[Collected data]

● ● ● ●

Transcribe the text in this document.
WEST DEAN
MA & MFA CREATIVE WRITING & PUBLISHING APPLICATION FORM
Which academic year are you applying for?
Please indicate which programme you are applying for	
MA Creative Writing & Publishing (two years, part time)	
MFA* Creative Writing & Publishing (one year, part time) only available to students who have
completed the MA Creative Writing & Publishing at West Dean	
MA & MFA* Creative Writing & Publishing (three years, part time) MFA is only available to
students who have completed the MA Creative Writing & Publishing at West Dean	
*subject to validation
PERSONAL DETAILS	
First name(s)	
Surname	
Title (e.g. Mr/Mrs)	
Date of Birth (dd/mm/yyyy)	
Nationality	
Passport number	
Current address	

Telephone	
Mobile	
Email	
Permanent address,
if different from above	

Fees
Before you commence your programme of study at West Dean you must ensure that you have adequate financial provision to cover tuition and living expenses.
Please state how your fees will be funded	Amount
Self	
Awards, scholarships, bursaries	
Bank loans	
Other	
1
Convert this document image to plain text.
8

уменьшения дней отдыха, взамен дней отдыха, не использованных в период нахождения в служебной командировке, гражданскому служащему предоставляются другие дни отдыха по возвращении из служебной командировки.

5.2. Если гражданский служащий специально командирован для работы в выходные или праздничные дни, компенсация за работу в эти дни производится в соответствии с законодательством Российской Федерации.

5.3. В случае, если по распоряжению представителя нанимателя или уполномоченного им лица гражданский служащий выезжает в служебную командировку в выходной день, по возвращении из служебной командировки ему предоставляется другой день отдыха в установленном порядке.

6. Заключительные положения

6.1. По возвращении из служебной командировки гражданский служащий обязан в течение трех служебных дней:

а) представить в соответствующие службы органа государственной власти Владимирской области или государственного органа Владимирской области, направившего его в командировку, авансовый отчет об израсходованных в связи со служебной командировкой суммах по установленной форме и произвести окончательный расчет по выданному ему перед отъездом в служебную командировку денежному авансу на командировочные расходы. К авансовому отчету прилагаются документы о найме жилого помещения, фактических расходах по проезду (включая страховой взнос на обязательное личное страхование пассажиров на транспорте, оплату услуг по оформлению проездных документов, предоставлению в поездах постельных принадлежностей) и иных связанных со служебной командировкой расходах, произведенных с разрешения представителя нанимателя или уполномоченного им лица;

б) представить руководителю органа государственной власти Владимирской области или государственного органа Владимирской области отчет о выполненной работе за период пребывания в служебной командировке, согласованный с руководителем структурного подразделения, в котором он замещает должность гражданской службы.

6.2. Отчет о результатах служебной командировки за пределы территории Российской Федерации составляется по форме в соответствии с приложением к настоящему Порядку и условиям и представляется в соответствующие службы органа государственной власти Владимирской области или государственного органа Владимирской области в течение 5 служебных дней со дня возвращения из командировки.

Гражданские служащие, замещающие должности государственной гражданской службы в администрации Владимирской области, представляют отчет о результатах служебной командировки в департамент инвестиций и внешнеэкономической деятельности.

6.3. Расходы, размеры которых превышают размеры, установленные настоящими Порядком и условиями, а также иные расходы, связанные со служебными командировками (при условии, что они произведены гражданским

● ● ● ●

▶ **Your objective**: Show the lines of the data that hold the word "available".

▶ **Output for this exercise**:
MFA* Creative Writing & Publishing (one year, part time) only available to students who have
MA & MFA* Creative Writing & Publishing (three years, part time) MFA is only available to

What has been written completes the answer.